Provided passage:
%%

12. The method of claim 1 or 2 wherein step 2(d) further comprises (iii)
searching the token table for another matching primary token if the
secondary token for said window and the secondary token for the
corresponding token set in the token table do not match and the end of the
token table has not been reached, and advancing to step 2(g) if said
another matching primary token is not found in the token table;
(iv) comparing said secondary token for said window to the secondary token
in the corresponding token set in the token table in response to finding
in the token table said another matching primary token which matches the
primary token from said window; and
(v) returning to step 2(d)(ii)
13. A method for producing a duplicate copy of an updated filed from said
difference signature produced by the method of claim 1 or 2 and from
either an original file or a duplicate of said original file, further
comprising using the difference signature and the original file or
duplicate thereof to assemble a duplicate of the updated file by:
(a) using the original file as the source for matching segments;
(b) using the difference signature as the source for non-matching segments;
and
(c) assembling the matching and non-matching segments.
14. The method of claim 1 or 2 wherein said original file from which said
token table is created is stored in said first storage device, said second
storage device has a duplicate of said original file stored in a second
storage device, and said duplicate copy of said updated file is produced
in said second storage device, further comprising deleting or otherwise
modifying said original file in said first storage device at any time
after said token table is created by step 1 of claims 1 or 2 without
affecting the ability to produce said duplicate copy of said updated file
in said second storage device from said duplicate of said original file
and said difference signature.
15. The invention of claim 9 wherein the second set is the entire segment
to which said first set belongs.

%%

Reproduce the patent claims between "14. The method" and "said difference signature.", inclusive. The data that comes next is not needed.

Recorded information:
%%

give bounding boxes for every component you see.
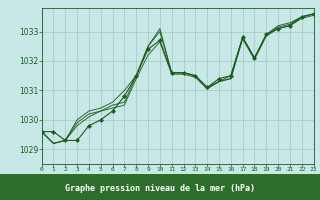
- Text: Graphe pression niveau de la mer (hPa): Graphe pression niveau de la mer (hPa): [65, 184, 255, 193]
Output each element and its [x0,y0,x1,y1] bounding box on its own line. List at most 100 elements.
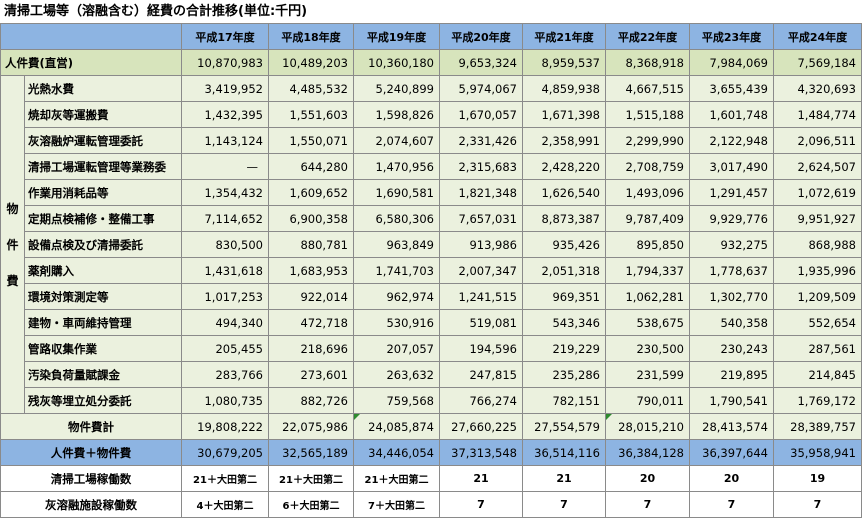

%%

Solved problem:
14. The method of claim 1 or 2 wherein said original file from which said
token table is created is stored in said first storage device, said second
storage device has a duplicate of said original file stored in a second
storage device, and said duplicate copy of said updated file is produced
in said second storage device, further comprising deleting or otherwise
modifying said original file in said first storage device at any time
after said token table is created by step 1 of claims 1 or 2 without
affecting the ability to produce said duplicate copy of said updated file
in said second storage device from said duplicate of said original file
and said difference signature.